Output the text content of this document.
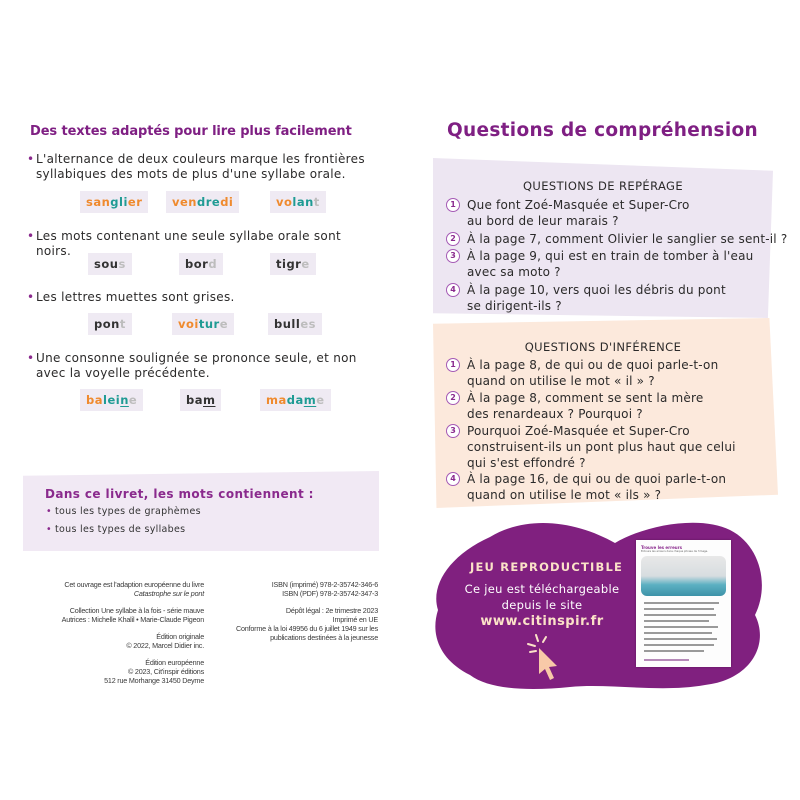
Des textes adaptés pour lire plus facilement
• L'alternance de deux couleurs marque les frontières
syllabiques des mots de plus d'une syllabe orale.
sanglier	vendredi	volant
• Les mots contenant une seule syllabe orale sont noirs.
sous	bord	tigre
• Les lettres muettes sont grises.
pont	voiture	bulles
• Une consonne soulignée se prononce seule, et non
avec la voyelle précédente.
baleine	bam	madame
Dans ce livret, les mots contiennent :
• tous les types de graphèmes
• tous les types de syllabes
Cet ouvrage est l'adaption européenne du livre
Catastrophe sur le pont
Collection Une syllabe à la fois - série mauve
Autrices : Michelle Khalil • Marie-Claude Pigeon
Édition originale
© 2022, Marcel Didier inc.
Édition européenne
© 2023, Cit'inspir éditions
512 rue Morhange 31450 Deyme
ISBN (imprimé) 978-2-35742-346-6
ISBN (PDF) 978-2-35742-347-3
Dépôt légal : 2e trimestre 2023
Imprimé en UE
Conforme à la loi 49956 du 6 juillet 1949 sur les
publications destinées à la jeunesse
Questions de compréhension
QUESTIONS DE REPÉRAGE
1 Que font Zoé-Masquée et Super-Cro
au bord de leur marais ?
2 À la page 7, comment Olivier le sanglier se sent-il ?
3 À la page 9, qui est en train de tomber à l'eau
avec sa moto ?
4 À la page 10, vers quoi les débris du pont
se dirigent-ils ?
QUESTIONS D'INFÉRENCE
1 À la page 8, de qui ou de quoi parle-t-on
quand on utilise le mot « il » ?
2 À la page 8, comment se sent la mère
des renardeaux ? Pourquoi ?
3 Pourquoi Zoé-Masquée et Super-Cro
construisent-ils un pont plus haut que celui
qui s'est effondré ?
4 À la page 16, de qui ou de quoi parle-t-on
quand on utilise le mot « ils » ?
JEU REPRODUCTIBLE
Ce jeu est téléchargeable
depuis le site
www.citinspir.fr
Trouve les erreurs
Entoure les erreurs dans chaque phrase de l'image.
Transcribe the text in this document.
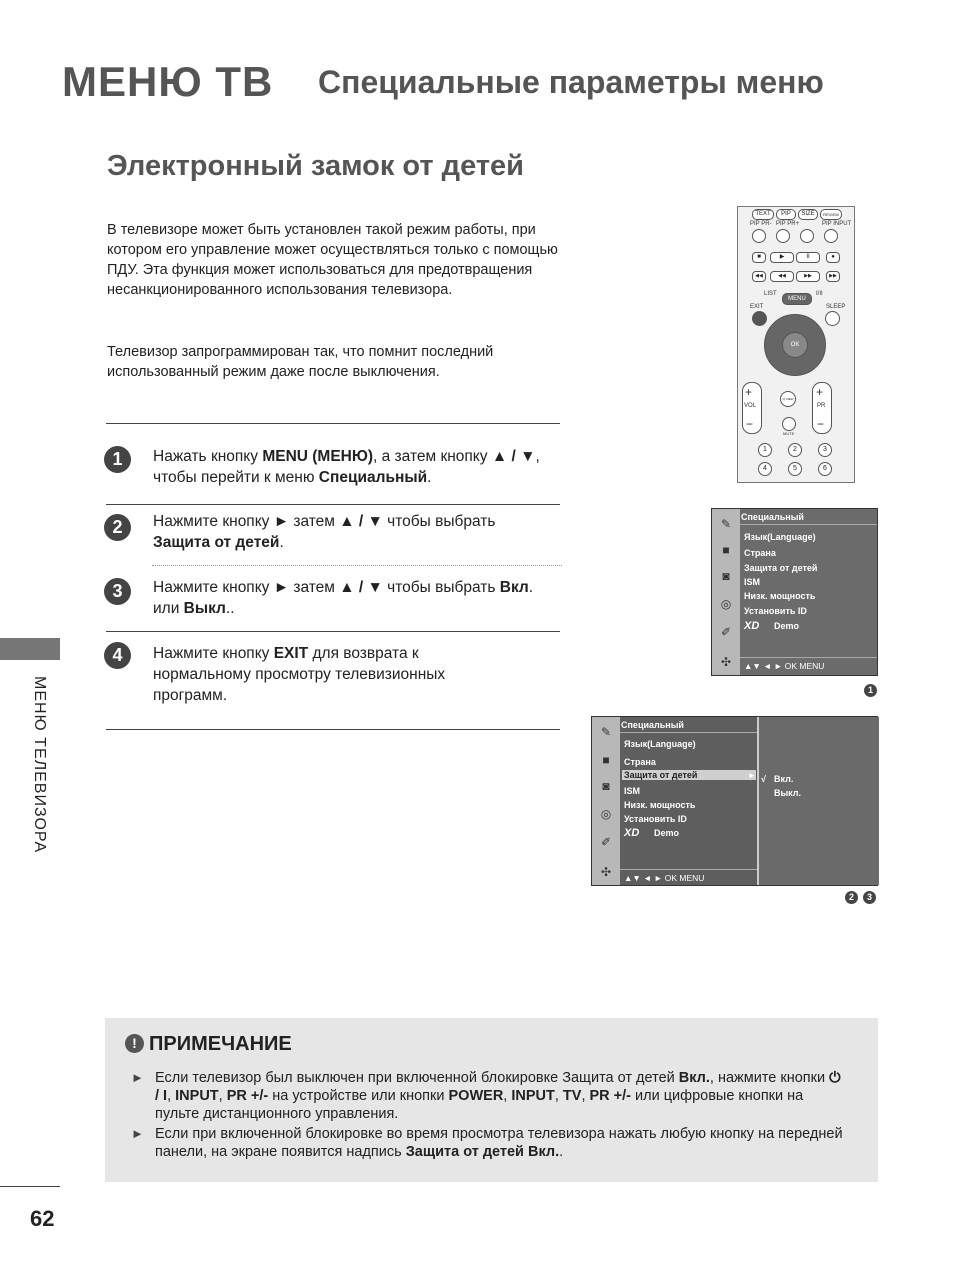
МЕНЮ ТВ Специальные параметры меню
Электронный замок от детей
В телевизоре может быть установлен такой режим работы, при котором его управление может осуществляться только с помощью ПДУ. Эта функция может использоваться для предотвращения несанкционированного использования телевизора.
Телевизор запрограммирован так, что помнит последний использованный режим даже после выключения.
1	Нажать кнопку MENU (МЕНЮ), а затем кнопку ▲ / ▼, чтобы перейти к меню Специальный.
2	Нажмите кнопку ► затем ▲ / ▼ чтобы выбрать Защита от детей.
3	Нажмите кнопку ► затем ▲ / ▼ чтобы выбрать Вкл. или Выкл..
4	Нажмите кнопку EXIT для возврата к нормальному просмотру телевизионных программ.
МЕНЮ ТЕЛЕВИЗОРА
62
TEXT	PIP	SIZE	REVIEW
PIP PR- PIP PR+	PIP INPUT
■	▶	II	●
◀◀	◀◀	▶▶	▶▶
LIST	I/II
MENU
EXIT	SLEEP
OK
+
VOL
−
+
PR
−
Q.VIEW
MUTE
1	2	3
4	5	6
✎
■
◙
◎
✐
✣
Специальный
Язык(Language)
Страна
Защита от детей
ISM
Низк. мощность
Установить ID
XD Demo
▲▼ ◄ ► OK MENU
1
✎
■
◙
◎
✐
✣
Специальный
Язык(Language)
Страна
Защита от детей	►
ISM
Низк. мощность
Установить ID
XD Demo
▲▼ ◄ ► OK MENU
√ Вкл.
Выкл.
2	3
! ПРИМЕЧАНИЕ
► Если телевизор был выключен при включенной блокировке Защита от детей Вкл., нажмите кнопки ⏻ / I, INPUT, PR +/- на устройстве или кнопки POWER, INPUT, TV, PR +/- или цифровые кнопки на пульте дистанционного управления.
► Если при включенной блокировке во время просмотра телевизора нажать любую кнопку на передней панели, на экране появится надпись Защита от детей Вкл..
++++
### PROMPT
Look through the entries above for the word "Masquée". Copy every line where it shows up.

### RESPONSE
1 Que font Zoé-Masquée et Super-Cro
3 Pourquoi Zoé-Masquée et Super-Cro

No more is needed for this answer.